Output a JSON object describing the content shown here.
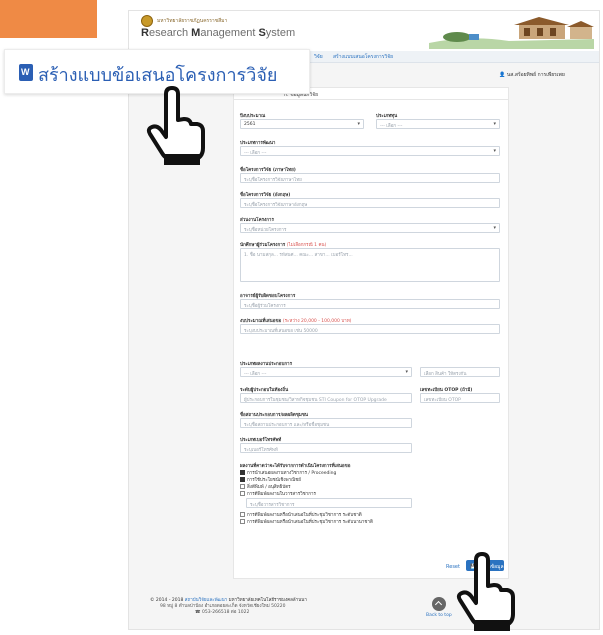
{
  "header": {
    "university": "มหาวิทยาลัยราชภัฏนครราชสีมา",
    "system_prefix_r": "R",
    "system_r": "esearch ",
    "system_m": "M",
    "system_mid": "anagement ",
    "system_s": "S",
    "system_end": "ystem"
  },
  "breadcrumb": {
    "item1": "วิจัย",
    "item2": "สร้างแบบเสนอโครงการวิจัย"
  },
  "user": {
    "name": "นส.สร้อยทิพย์ การเพียรเพย"
  },
  "banner": {
    "title": "สร้างแบบข้อเสนอโครงการวิจัย"
  },
  "form": {
    "card_title": "ก. ข้อมูลนักวิจัย",
    "fiscal_year_label": "ปีงบประมาณ",
    "fiscal_year_value": "2561",
    "fund_type_label": "ประเภททุน",
    "fund_type_value": "--- เลือก ---",
    "research_type_label": "ประเภทการพัฒนา",
    "research_type_value": "--- เลือก ---",
    "name_th_label": "ชื่อโครงการวิจัย (ภาษาไทย)",
    "name_th_placeholder": "ระบุชื่อโครงการวิจัยภาษาไทย",
    "name_en_label": "ชื่อโครงการวิจัย (อังกฤษ)",
    "name_en_placeholder": "ระบุชื่อโครงการวิจัยภาษาอังกฤษ",
    "unit_label": "ส่วนงานโครงการ",
    "unit_value": "ระบุชื่อหน่วยโครงการ",
    "coresearcher_label": "นักศึกษาผู้ร่วมโครงการ",
    "coresearcher_hint": "(ไม่เลือกกรณี 1 คน)",
    "coresearcher_placeholder": "1. ชื่อ นามสกุล... รหัสนศ... คณะ... สาขา... เบอร์โทร...",
    "advisor_label": "อาจารย์ผู้รับผิดชอบโครงการ",
    "advisor_placeholder": "ระบุชื่อผู้ร่วมโครงการ",
    "budget_label": "งบประมาณที่เสนอขอ",
    "budget_hint": "(ระหว่าง 20,000 - 100,000 บาท)",
    "budget_placeholder": "ระบุงบประมาณที่เสนอขอ เช่น 50000",
    "product_type_label": "ประเภทผลงานประกอบการ",
    "product_type_value": "--- เลือก ---",
    "product_search_placeholder": "เลือก สินค้า ให้ตรงกัน",
    "community_label": "ระดับผู้ประกอบในท้องถิ่น",
    "community_placeholder": "ผู้ประกอบการในชุมชน/วิสาหกิจชุมชน STI Coupon for OTOP Upgrade",
    "otop_label": "เลขทะเบียน OTOP (ถ้ามี)",
    "otop_placeholder": "เลขทะเบียน OTOP",
    "entrepreneur_label": "ชื่อสถานประกอบการ/ผลผลิตชุมชน",
    "entrepreneur_placeholder": "ระบุชื่อสถานประกอบการ และ/หรือชื่อชุมชน",
    "phone_label": "ประเภทเบอร์โทรศัพท์",
    "phone_placeholder": "ระบุเบอร์โทรศัพท์",
    "output_label": "ผลงานที่คาดว่าจะได้รับจากการดำเนินโครงการที่เสนอขอ",
    "outputs": [
      "การนำเสนอผลงานทางวิชาการ / Proceeding",
      "การใช้ประโยชน์เชิงพาณิชย์",
      "สิ่งตีพิมพ์ / อนุสิทธิบัตร",
      "การตีพิมพ์ผลงานในวารสารวิชาการ",
      "การตีพิมพ์ผลงานหรือนำเสนอในที่ประชุมวิชาการ ระดับชาติ",
      "การตีพิมพ์ผลงานหรือนำเสนอในที่ประชุมวิชาการ ระดับนานาชาติ"
    ],
    "journal_placeholder": "ระบุชื่อวารสารวิชาการ",
    "reset_label": "Reset",
    "save_label": "💾 บันทึกข้อมูล"
  },
  "footer": {
    "copyright": "© 2014 - 2018",
    "link": "สถาบันวิจัยและพัฒนา",
    "line1_rest": " มหาวิทยาลัยเทคโนโลยีราชมงคลล้านนา",
    "line2": "98 หมู่ 8 ตำบลป่าป้อง อำเภอดอยสะเก็ด จังหวัดเชียงใหม่ 50220",
    "line3": "☎ 053-266518  ต่อ 1022",
    "back_to_top": "Back to top"
  },
  "colors": {
    "accent": "#2a72c0",
    "orange": "#ef8a45",
    "banner_text": "#2b5fb4"
  }
}
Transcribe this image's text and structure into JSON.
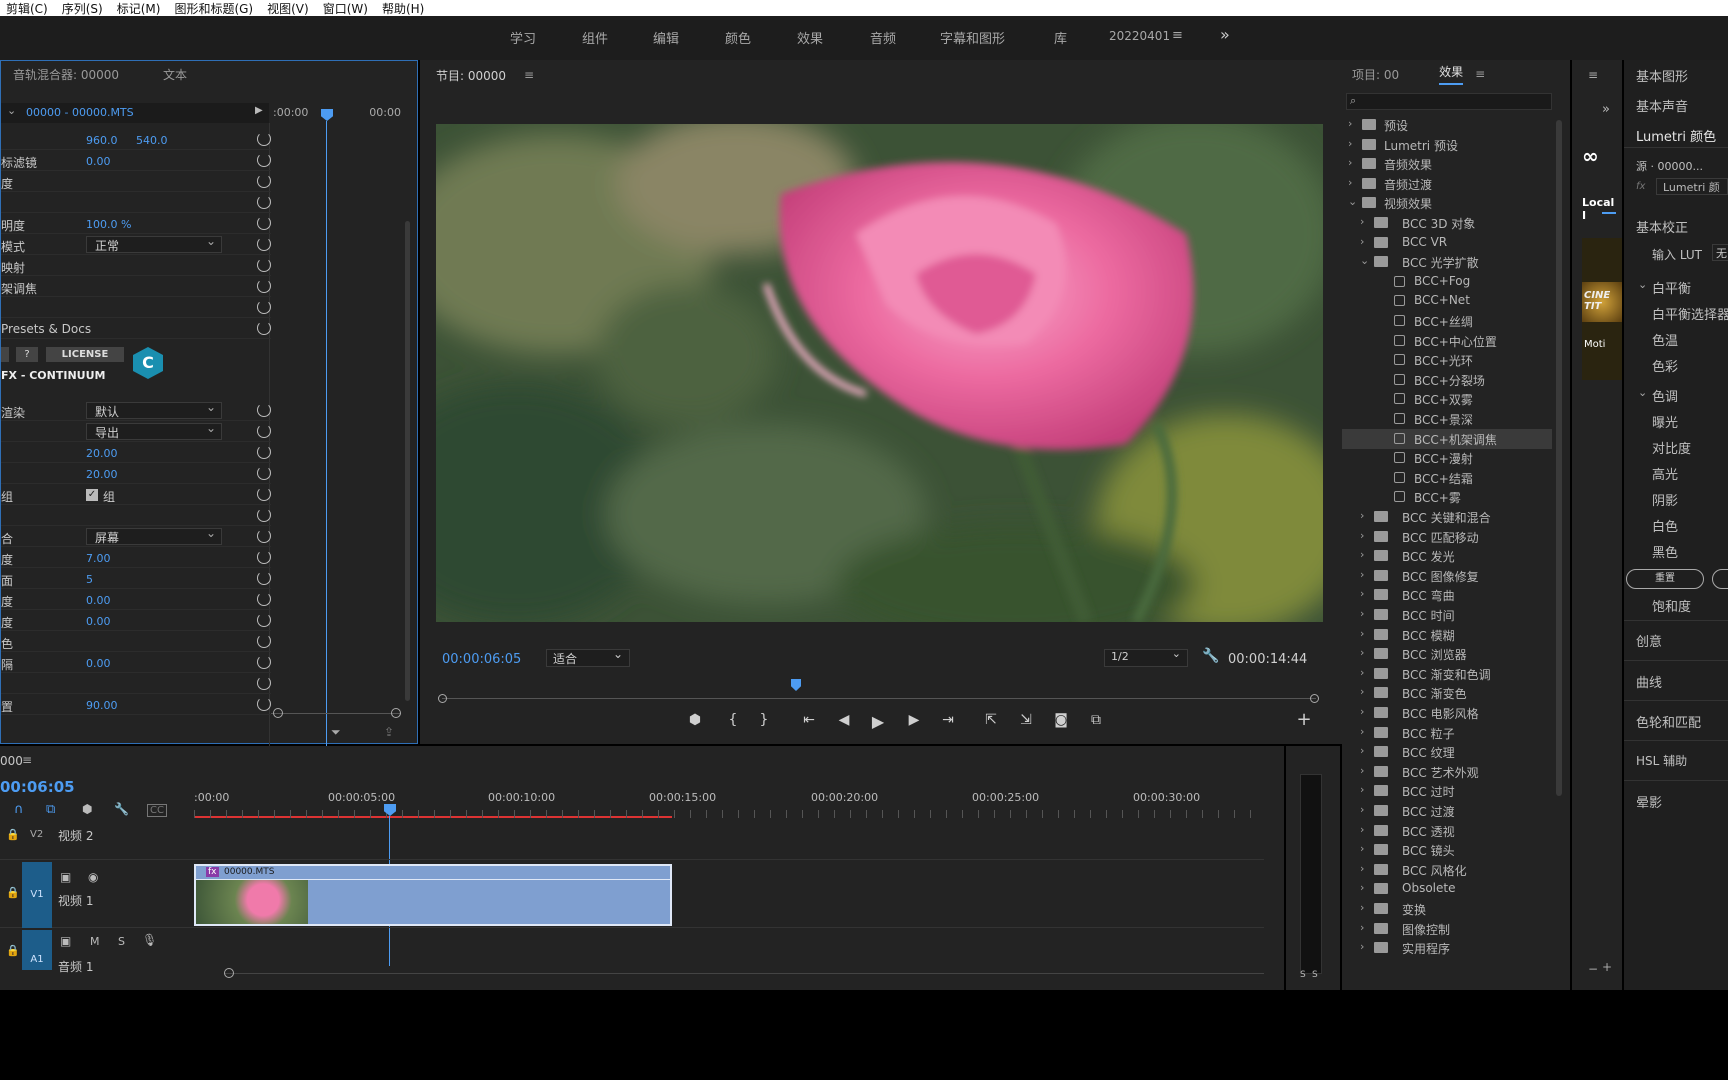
{
  "menubar": [
    "剪辑(C)",
    "序列(S)",
    "标记(M)",
    "图形和标题(G)",
    "视图(V)",
    "窗口(W)",
    "帮助(H)"
  ],
  "workspaces": {
    "tabs": [
      "学习",
      "组件",
      "编辑",
      "颜色",
      "效果",
      "音频",
      "字幕和图形",
      "库"
    ],
    "active": "20220401",
    "more": "»"
  },
  "effect_controls": {
    "tab_mixer": "音轨混合器: 00000",
    "tab_text": "文本",
    "clip_path": "00000 - 00000.MTS",
    "time_start": ":00:00",
    "time_end": "00:00",
    "rows": [
      {
        "label": "",
        "v1": "960.0",
        "v2": "540.0"
      },
      {
        "label": "标滤镜",
        "v1": "0.00"
      },
      {
        "label": "度",
        "v1": ""
      },
      {
        "label": "",
        "v1": ""
      },
      {
        "label": "明度",
        "v1": "100.0 %"
      },
      {
        "label": "模式",
        "sel": "正常"
      },
      {
        "label": "映射",
        "v1": ""
      },
      {
        "label": "架调焦",
        "v1": ""
      },
      {
        "label": "",
        "v1": ""
      },
      {
        "label": "Presets & Docs",
        "v1": ""
      }
    ],
    "license_q": "?",
    "license": "LICENSE",
    "brand": "FX - CONTINUUM",
    "brand_icon": "C",
    "rows2": [
      {
        "label": "渲染",
        "sel": "默认"
      },
      {
        "label": "",
        "sel": "导出"
      },
      {
        "label": "",
        "v1": "20.00"
      },
      {
        "label": "",
        "v1": "20.00"
      },
      {
        "label": "组",
        "check": "组"
      },
      {
        "label": "",
        "v1": ""
      },
      {
        "label": "合",
        "sel": "屏幕"
      },
      {
        "label": "度",
        "v1": "7.00"
      },
      {
        "label": "面",
        "v1": "5"
      },
      {
        "label": "度",
        "v1": "0.00"
      },
      {
        "label": "度",
        "v1": "0.00"
      },
      {
        "label": "色",
        "v1": ""
      },
      {
        "label": "隔",
        "v1": "0.00"
      },
      {
        "label": "",
        "v1": ""
      },
      {
        "label": "置",
        "v1": "90.00"
      }
    ]
  },
  "program": {
    "title": "节目: 00000",
    "timecode": "00:00:06:05",
    "fit": "适合",
    "resolution": "1/2",
    "duration": "00:00:14:44"
  },
  "project_panel": {
    "tab_project": "项目: 00",
    "tab_effects": "效果",
    "items": [
      {
        "name": "预设",
        "level": 0,
        "type": "folder",
        "open": false
      },
      {
        "name": "Lumetri 预设",
        "level": 0,
        "type": "folder",
        "open": false
      },
      {
        "name": "音频效果",
        "level": 0,
        "type": "folder",
        "open": false
      },
      {
        "name": "音频过渡",
        "level": 0,
        "type": "folder",
        "open": false
      },
      {
        "name": "视频效果",
        "level": 0,
        "type": "folder",
        "open": true
      },
      {
        "name": "BCC 3D 对象",
        "level": 1,
        "type": "folder",
        "open": false
      },
      {
        "name": "BCC VR",
        "level": 1,
        "type": "folder",
        "open": false
      },
      {
        "name": "BCC 光学扩散",
        "level": 1,
        "type": "folder",
        "open": true
      },
      {
        "name": "BCC+Fog",
        "level": 2,
        "type": "fx"
      },
      {
        "name": "BCC+Net",
        "level": 2,
        "type": "fx"
      },
      {
        "name": "BCC+丝绸",
        "level": 2,
        "type": "fx"
      },
      {
        "name": "BCC+中心位置",
        "level": 2,
        "type": "fx"
      },
      {
        "name": "BCC+光环",
        "level": 2,
        "type": "fx"
      },
      {
        "name": "BCC+分裂场",
        "level": 2,
        "type": "fx"
      },
      {
        "name": "BCC+双雾",
        "level": 2,
        "type": "fx"
      },
      {
        "name": "BCC+景深",
        "level": 2,
        "type": "fx"
      },
      {
        "name": "BCC+机架调焦",
        "level": 2,
        "type": "fx",
        "selected": true
      },
      {
        "name": "BCC+漫射",
        "level": 2,
        "type": "fx"
      },
      {
        "name": "BCC+结霜",
        "level": 2,
        "type": "fx"
      },
      {
        "name": "BCC+雾",
        "level": 2,
        "type": "fx"
      },
      {
        "name": "BCC 关键和混合",
        "level": 1,
        "type": "folder",
        "open": false
      },
      {
        "name": "BCC 匹配移动",
        "level": 1,
        "type": "folder",
        "open": false
      },
      {
        "name": "BCC 发光",
        "level": 1,
        "type": "folder",
        "open": false
      },
      {
        "name": "BCC 图像修复",
        "level": 1,
        "type": "folder",
        "open": false
      },
      {
        "name": "BCC 弯曲",
        "level": 1,
        "type": "folder",
        "open": false
      },
      {
        "name": "BCC 时间",
        "level": 1,
        "type": "folder",
        "open": false
      },
      {
        "name": "BCC 模糊",
        "level": 1,
        "type": "folder",
        "open": false
      },
      {
        "name": "BCC 浏览器",
        "level": 1,
        "type": "folder",
        "open": false
      },
      {
        "name": "BCC 渐变和色调",
        "level": 1,
        "type": "folder",
        "open": false
      },
      {
        "name": "BCC 渐变色",
        "level": 1,
        "type": "folder",
        "open": false
      },
      {
        "name": "BCC 电影风格",
        "level": 1,
        "type": "folder",
        "open": false
      },
      {
        "name": "BCC 粒子",
        "level": 1,
        "type": "folder",
        "open": false
      },
      {
        "name": "BCC 纹理",
        "level": 1,
        "type": "folder",
        "open": false
      },
      {
        "name": "BCC 艺术外观",
        "level": 1,
        "type": "folder",
        "open": false
      },
      {
        "name": "BCC 过时",
        "level": 1,
        "type": "folder",
        "open": false
      },
      {
        "name": "BCC 过渡",
        "level": 1,
        "type": "folder",
        "open": false
      },
      {
        "name": "BCC 透视",
        "level": 1,
        "type": "folder",
        "open": false
      },
      {
        "name": "BCC 镜头",
        "level": 1,
        "type": "folder",
        "open": false
      },
      {
        "name": "BCC 风格化",
        "level": 1,
        "type": "folder",
        "open": false
      },
      {
        "name": "Obsolete",
        "level": 1,
        "type": "folder",
        "open": false
      },
      {
        "name": "变换",
        "level": 1,
        "type": "folder",
        "open": false
      },
      {
        "name": "图像控制",
        "level": 1,
        "type": "folder",
        "open": false
      },
      {
        "name": "实用程序",
        "level": 1,
        "type": "folder",
        "open": false
      }
    ]
  },
  "narrow_panel": {
    "local_label": "Local I",
    "thumb_text": "CINE TIT",
    "thumb_sub": "Moti"
  },
  "right_panel": {
    "essential_graphics": "基本图形",
    "essential_sound": "基本声音",
    "lumetri": "Lumetri 颜色",
    "source": "源 · 00000...",
    "fx_label": "fx",
    "lumetri_short": "Lumetri 颜",
    "basic_correction": "基本校正",
    "input_lut": "输入 LUT",
    "lut_value": "无",
    "white_balance": "白平衡",
    "wb_selector": "白平衡选择器",
    "temperature": "色温",
    "tint": "色彩",
    "tone": "色调",
    "exposure": "曝光",
    "contrast": "对比度",
    "highlights": "高光",
    "shadows": "阴影",
    "whites": "白色",
    "blacks": "黑色",
    "reset_btn": "重置",
    "saturation": "饱和度",
    "creative": "创意",
    "curves": "曲线",
    "color_wheels": "色轮和匹配",
    "hsl": "HSL 辅助",
    "vignette": "晕影"
  },
  "timeline": {
    "seq_name": "000",
    "timecode": "00:06:05",
    "ruler": [
      ":00:00",
      "00:00:05:00",
      "00:00:10:00",
      "00:00:15:00",
      "00:00:20:00",
      "00:00:25:00",
      "00:00:30:00"
    ],
    "tracks": {
      "v2_id": "V2",
      "v2_name": "视频 2",
      "v1_id": "V1",
      "v1_name": "视频 1",
      "a1_id": "A1",
      "a1_name": "音频 1",
      "a1_m": "M",
      "a1_s": "S"
    },
    "clip_name": "00000.MTS",
    "clip_fx": "fx",
    "meter_labels": [
      "S",
      "S"
    ]
  },
  "colors": {
    "accent": "#4d9cf2",
    "panel": "#232323",
    "clip": "#7f9fd0",
    "track_header": "#1d5d8a"
  }
}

=======

_The task_
The answer should be a single number: the count of lines in the data that include the string "อนำเสนอในท".

_Problem solution_
2